■ **WHAT THE TASK ASKS**
Write the records out again, precisely as they stand.
***** SUPPLIED MATERIAL
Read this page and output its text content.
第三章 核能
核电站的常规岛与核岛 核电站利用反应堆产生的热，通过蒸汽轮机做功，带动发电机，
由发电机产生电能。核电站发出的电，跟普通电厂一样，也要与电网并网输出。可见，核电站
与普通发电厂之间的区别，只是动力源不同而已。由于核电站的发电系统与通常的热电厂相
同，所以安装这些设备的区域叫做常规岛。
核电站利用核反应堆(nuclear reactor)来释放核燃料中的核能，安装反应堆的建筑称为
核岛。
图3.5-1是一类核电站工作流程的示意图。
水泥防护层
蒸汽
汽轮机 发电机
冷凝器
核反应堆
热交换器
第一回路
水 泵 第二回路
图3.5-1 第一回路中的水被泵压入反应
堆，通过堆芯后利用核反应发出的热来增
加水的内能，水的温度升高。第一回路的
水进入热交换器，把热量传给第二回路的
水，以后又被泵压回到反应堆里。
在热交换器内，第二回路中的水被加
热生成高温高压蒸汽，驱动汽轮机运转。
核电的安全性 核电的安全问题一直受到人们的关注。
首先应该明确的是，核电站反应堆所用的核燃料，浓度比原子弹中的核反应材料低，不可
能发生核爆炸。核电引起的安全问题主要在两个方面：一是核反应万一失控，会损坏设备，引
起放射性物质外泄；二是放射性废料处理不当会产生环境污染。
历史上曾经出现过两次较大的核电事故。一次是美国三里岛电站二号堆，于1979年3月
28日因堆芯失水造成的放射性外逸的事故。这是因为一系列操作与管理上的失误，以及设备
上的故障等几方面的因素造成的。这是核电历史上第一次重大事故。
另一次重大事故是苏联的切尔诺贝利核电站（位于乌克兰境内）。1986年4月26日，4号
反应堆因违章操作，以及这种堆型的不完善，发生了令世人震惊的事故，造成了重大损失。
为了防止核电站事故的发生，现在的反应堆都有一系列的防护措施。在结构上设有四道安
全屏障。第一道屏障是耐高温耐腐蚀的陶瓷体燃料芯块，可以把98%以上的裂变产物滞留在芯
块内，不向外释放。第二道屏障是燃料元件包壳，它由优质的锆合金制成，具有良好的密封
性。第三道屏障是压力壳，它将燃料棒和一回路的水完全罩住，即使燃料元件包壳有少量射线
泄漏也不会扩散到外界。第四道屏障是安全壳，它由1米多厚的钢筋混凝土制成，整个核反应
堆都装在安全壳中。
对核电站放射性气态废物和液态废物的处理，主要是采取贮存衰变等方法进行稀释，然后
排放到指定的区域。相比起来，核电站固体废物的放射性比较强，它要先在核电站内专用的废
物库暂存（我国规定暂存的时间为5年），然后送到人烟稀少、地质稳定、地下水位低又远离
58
**********
■ **ANSWER TO THE TASK**
Read this page and output its text content.
第三章 核能
核电站的常规岛与核岛 核电站利用反应堆产生的热，通过蒸汽轮机做功，带动发电机，
由发电机产生电能。核电站发出的电，跟普通电厂一样，也要与电网并网输出。可见，核电站
与普通发电厂之间的区别，只是动力源不同而已。由于核电站的发电系统与通常的热电厂相
同，所以安装这些设备的区域叫做常规岛。
核电站利用核反应堆(nuclear reactor)来释放核燃料中的核能，安装反应堆的建筑称为
核岛。
图3.5-1是一类核电站工作流程的示意图。
水泥防护层
蒸汽
汽轮机 发电机
冷凝器
核反应堆
热交换器
第一回路
水 泵 第二回路
图3.5-1 第一回路中的水被泵压入反应
堆，通过堆芯后利用核反应发出的热来增
加水的内能，水的温度升高。第一回路的
水进入热交换器，把热量传给第二回路的
水，以后又被泵压回到反应堆里。
在热交换器内，第二回路中的水被加
热生成高温高压蒸汽，驱动汽轮机运转。
核电的安全性 核电的安全问题一直受到人们的关注。
首先应该明确的是，核电站反应堆所用的核燃料，浓度比原子弹中的核反应材料低，不可
能发生核爆炸。核电引起的安全问题主要在两个方面：一是核反应万一失控，会损坏设备，引
起放射性物质外泄；二是放射性废料处理不当会产生环境污染。
历史上曾经出现过两次较大的核电事故。一次是美国三里岛电站二号堆，于1979年3月
28日因堆芯失水造成的放射性外逸的事故。这是因为一系列操作与管理上的失误，以及设备
上的故障等几方面的因素造成的。这是核电历史上第一次重大事故。
另一次重大事故是苏联的切尔诺贝利核电站（位于乌克兰境内）。1986年4月26日，4号
反应堆因违章操作，以及这种堆型的不完善，发生了令世人震惊的事故，造成了重大损失。
为了防止核电站事故的发生，现在的反应堆都有一系列的防护措施。在结构上设有四道安
全屏障。第一道屏障是耐高温耐腐蚀的陶瓷体燃料芯块，可以把98%以上的裂变产物滞留在芯
块内，不向外释放。第二道屏障是燃料元件包壳，它由优质的锆合金制成，具有良好的密封
性。第三道屏障是压力壳，它将燃料棒和一回路的水完全罩住，即使燃料元件包壳有少量射线
泄漏也不会扩散到外界。第四道屏障是安全壳，它由1米多厚的钢筋混凝土制成，整个核反应
堆都装在安全壳中。
对核电站放射性气态废物和液态废物的处理，主要是采取贮存衰变等方法进行稀释，然后
排放到指定的区域。相比起来，核电站固体废物的放射性比较强，它要先在核电站内专用的废
物库暂存（我国规定暂存的时间为5年），然后送到人烟稀少、地质稳定、地下水位低又远离
58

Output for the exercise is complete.